What this task involves -
Please reproduce the listing below line for line, with every character unchanged.

Material supplied -
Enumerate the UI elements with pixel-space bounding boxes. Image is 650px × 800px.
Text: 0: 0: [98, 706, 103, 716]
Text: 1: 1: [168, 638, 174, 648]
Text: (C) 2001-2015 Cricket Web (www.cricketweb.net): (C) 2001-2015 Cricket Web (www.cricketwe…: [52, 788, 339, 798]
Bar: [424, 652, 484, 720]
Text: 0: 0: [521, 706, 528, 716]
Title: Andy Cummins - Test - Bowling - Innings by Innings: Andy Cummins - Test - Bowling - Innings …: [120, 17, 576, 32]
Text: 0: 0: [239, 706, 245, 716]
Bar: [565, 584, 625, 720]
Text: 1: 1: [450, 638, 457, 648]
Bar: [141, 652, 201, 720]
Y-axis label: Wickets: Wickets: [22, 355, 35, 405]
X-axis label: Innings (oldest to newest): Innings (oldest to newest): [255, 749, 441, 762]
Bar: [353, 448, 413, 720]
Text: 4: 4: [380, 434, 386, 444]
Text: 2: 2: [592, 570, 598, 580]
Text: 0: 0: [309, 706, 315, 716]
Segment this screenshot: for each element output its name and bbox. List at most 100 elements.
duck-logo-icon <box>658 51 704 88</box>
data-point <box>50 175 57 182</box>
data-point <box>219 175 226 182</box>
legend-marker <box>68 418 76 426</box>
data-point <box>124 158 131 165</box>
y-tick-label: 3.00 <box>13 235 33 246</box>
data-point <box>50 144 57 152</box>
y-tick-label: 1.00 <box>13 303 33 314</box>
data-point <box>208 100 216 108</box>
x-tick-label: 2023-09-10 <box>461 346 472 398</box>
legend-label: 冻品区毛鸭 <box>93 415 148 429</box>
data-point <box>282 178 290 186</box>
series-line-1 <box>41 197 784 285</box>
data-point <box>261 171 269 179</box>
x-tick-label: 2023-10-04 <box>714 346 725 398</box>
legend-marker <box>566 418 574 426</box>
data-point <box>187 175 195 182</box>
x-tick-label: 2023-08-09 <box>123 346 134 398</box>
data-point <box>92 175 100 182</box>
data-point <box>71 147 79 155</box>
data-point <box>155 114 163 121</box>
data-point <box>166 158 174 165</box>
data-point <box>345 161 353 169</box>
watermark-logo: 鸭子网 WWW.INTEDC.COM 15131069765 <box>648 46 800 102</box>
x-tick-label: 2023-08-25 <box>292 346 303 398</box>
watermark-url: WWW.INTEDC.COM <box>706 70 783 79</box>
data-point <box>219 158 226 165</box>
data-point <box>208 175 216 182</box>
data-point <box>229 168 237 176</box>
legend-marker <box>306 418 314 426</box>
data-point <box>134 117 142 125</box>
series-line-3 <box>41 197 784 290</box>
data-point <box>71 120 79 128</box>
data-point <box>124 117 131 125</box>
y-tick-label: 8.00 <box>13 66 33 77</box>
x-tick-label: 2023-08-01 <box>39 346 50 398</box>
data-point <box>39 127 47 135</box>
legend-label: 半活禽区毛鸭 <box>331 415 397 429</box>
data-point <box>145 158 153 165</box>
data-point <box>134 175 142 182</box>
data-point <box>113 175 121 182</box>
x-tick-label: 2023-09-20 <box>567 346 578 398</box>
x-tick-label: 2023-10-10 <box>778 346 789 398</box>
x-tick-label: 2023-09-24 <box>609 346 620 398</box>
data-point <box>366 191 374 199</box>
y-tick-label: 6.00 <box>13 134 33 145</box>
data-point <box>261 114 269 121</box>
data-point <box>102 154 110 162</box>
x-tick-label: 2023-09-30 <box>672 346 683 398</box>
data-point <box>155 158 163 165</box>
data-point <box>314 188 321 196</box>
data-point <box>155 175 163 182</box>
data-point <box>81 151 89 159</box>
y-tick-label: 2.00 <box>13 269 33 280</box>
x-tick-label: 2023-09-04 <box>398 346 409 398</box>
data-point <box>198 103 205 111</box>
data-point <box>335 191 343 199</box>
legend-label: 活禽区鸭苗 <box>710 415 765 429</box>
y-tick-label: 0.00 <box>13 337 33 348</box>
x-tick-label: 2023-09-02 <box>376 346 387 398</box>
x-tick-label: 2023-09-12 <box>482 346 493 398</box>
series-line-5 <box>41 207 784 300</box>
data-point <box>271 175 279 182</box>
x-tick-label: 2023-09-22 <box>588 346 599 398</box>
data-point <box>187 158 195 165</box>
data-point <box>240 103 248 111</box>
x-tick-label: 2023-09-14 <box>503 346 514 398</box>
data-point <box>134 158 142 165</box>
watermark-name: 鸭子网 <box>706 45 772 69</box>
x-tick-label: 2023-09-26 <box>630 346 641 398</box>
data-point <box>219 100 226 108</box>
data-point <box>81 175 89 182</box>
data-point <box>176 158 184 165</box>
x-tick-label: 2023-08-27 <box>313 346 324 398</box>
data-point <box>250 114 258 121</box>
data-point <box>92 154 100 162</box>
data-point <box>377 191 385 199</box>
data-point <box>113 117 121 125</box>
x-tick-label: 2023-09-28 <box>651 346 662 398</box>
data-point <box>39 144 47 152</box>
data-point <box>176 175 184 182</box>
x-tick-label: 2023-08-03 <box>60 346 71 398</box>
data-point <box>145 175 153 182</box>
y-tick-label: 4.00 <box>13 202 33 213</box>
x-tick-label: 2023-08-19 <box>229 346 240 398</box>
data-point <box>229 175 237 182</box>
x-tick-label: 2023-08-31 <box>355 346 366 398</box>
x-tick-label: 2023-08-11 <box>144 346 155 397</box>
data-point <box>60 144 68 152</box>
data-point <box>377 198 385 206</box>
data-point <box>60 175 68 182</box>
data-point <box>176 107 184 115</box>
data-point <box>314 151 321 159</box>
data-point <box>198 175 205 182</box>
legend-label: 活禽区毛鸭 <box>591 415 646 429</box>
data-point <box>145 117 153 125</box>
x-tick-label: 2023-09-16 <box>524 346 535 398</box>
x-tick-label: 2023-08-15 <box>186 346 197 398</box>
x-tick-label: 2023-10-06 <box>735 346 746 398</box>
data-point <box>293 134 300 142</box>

Response -
Enumerate the UI elements with pixel-space bounding boxes. Image is 650px × 800px.
Text: 0: 0: [98, 706, 103, 716]
Text: 1: 1: [168, 638, 174, 648]
Text: (C) 2001-2015 Cricket Web (www.cricketweb.net): (C) 2001-2015 Cricket Web (www.cricketwe…: [52, 788, 339, 798]
Bar: [424, 652, 484, 720]
Text: 0: 0: [521, 706, 528, 716]
Title: Andy Cummins - Test - Bowling - Innings by Innings: Andy Cummins - Test - Bowling - Innings …: [120, 17, 576, 32]
Text: 0: 0: [239, 706, 245, 716]
Bar: [565, 584, 625, 720]
Text: 1: 1: [450, 638, 457, 648]
Bar: [141, 652, 201, 720]
Y-axis label: Wickets: Wickets: [22, 355, 35, 405]
X-axis label: Innings (oldest to newest): Innings (oldest to newest): [255, 749, 441, 762]
Bar: [353, 448, 413, 720]
Text: 4: 4: [380, 434, 386, 444]
Text: 2: 2: [592, 570, 598, 580]
Text: 0: 0: [309, 706, 315, 716]
Segment this screenshot: for each element output its name and bbox. List at most 100 elements.
duck-logo-icon <box>658 51 704 88</box>
data-point <box>50 175 57 182</box>
data-point <box>219 175 226 182</box>
legend-marker <box>68 418 76 426</box>
data-point <box>124 158 131 165</box>
y-tick-label: 3.00 <box>13 235 33 246</box>
data-point <box>50 144 57 152</box>
y-tick-label: 1.00 <box>13 303 33 314</box>
data-point <box>208 100 216 108</box>
x-tick-label: 2023-09-10 <box>461 346 472 398</box>
legend-label: 冻品区毛鸭 <box>93 415 148 429</box>
data-point <box>282 178 290 186</box>
series-line-1 <box>41 197 784 285</box>
data-point <box>261 171 269 179</box>
x-tick-label: 2023-10-04 <box>714 346 725 398</box>
legend-marker <box>566 418 574 426</box>
data-point <box>187 175 195 182</box>
x-tick-label: 2023-08-09 <box>123 346 134 398</box>
data-point <box>92 175 100 182</box>
data-point <box>71 147 79 155</box>
data-point <box>155 114 163 121</box>
data-point <box>166 158 174 165</box>
data-point <box>345 161 353 169</box>
watermark-logo: 鸭子网 WWW.INTEDC.COM 15131069765 <box>648 46 800 102</box>
x-tick-label: 2023-08-25 <box>292 346 303 398</box>
watermark-url: WWW.INTEDC.COM <box>706 70 783 79</box>
data-point <box>219 158 226 165</box>
data-point <box>208 175 216 182</box>
data-point <box>229 168 237 176</box>
legend-marker <box>306 418 314 426</box>
data-point <box>134 117 142 125</box>
series-line-3 <box>41 197 784 290</box>
data-point <box>71 120 79 128</box>
data-point <box>124 117 131 125</box>
y-tick-label: 8.00 <box>13 66 33 77</box>
x-tick-label: 2023-08-01 <box>39 346 50 398</box>
data-point <box>39 127 47 135</box>
legend-label: 半活禽区毛鸭 <box>331 415 397 429</box>
data-point <box>145 158 153 165</box>
data-point <box>134 175 142 182</box>
data-point <box>113 175 121 182</box>
x-tick-label: 2023-09-20 <box>567 346 578 398</box>
x-tick-label: 2023-10-10 <box>778 346 789 398</box>
x-tick-label: 2023-09-24 <box>609 346 620 398</box>
data-point <box>366 191 374 199</box>
y-tick-label: 6.00 <box>13 134 33 145</box>
data-point <box>261 114 269 121</box>
data-point <box>102 154 110 162</box>
x-tick-label: 2023-09-30 <box>672 346 683 398</box>
data-point <box>155 158 163 165</box>
data-point <box>314 188 321 196</box>
data-point <box>155 175 163 182</box>
data-point <box>81 151 89 159</box>
y-tick-label: 2.00 <box>13 269 33 280</box>
x-tick-label: 2023-09-04 <box>398 346 409 398</box>
data-point <box>198 103 205 111</box>
data-point <box>335 191 343 199</box>
legend-label: 活禽区鸭苗 <box>710 415 765 429</box>
y-tick-label: 0.00 <box>13 337 33 348</box>
x-tick-label: 2023-09-02 <box>376 346 387 398</box>
x-tick-label: 2023-09-12 <box>482 346 493 398</box>
series-line-5 <box>41 207 784 300</box>
data-point <box>271 175 279 182</box>
x-tick-label: 2023-09-22 <box>588 346 599 398</box>
data-point <box>187 158 195 165</box>
data-point <box>240 103 248 111</box>
x-tick-label: 2023-09-14 <box>503 346 514 398</box>
data-point <box>134 158 142 165</box>
watermark-name: 鸭子网 <box>706 45 772 69</box>
x-tick-label: 2023-09-26 <box>630 346 641 398</box>
data-point <box>219 100 226 108</box>
data-point <box>81 175 89 182</box>
data-point <box>176 158 184 165</box>
x-tick-label: 2023-08-27 <box>313 346 324 398</box>
data-point <box>250 114 258 121</box>
data-point <box>92 154 100 162</box>
data-point <box>377 191 385 199</box>
data-point <box>113 117 121 125</box>
x-tick-label: 2023-09-28 <box>651 346 662 398</box>
data-point <box>39 144 47 152</box>
data-point <box>176 175 184 182</box>
x-tick-label: 2023-08-03 <box>60 346 71 398</box>
data-point <box>145 175 153 182</box>
y-tick-label: 4.00 <box>13 202 33 213</box>
x-tick-label: 2023-08-19 <box>229 346 240 398</box>
data-point <box>229 175 237 182</box>
x-tick-label: 2023-08-31 <box>355 346 366 398</box>
x-tick-label: 2023-08-11 <box>144 346 155 397</box>
data-point <box>60 144 68 152</box>
data-point <box>377 198 385 206</box>
data-point <box>60 175 68 182</box>
data-point <box>176 107 184 115</box>
data-point <box>314 151 321 159</box>
data-point <box>198 175 205 182</box>
legend-label: 活禽区毛鸭 <box>591 415 646 429</box>
data-point <box>145 117 153 125</box>
x-tick-label: 2023-09-16 <box>524 346 535 398</box>
x-tick-label: 2023-08-15 <box>186 346 197 398</box>
x-tick-label: 2023-10-06 <box>735 346 746 398</box>
data-point <box>293 134 300 142</box>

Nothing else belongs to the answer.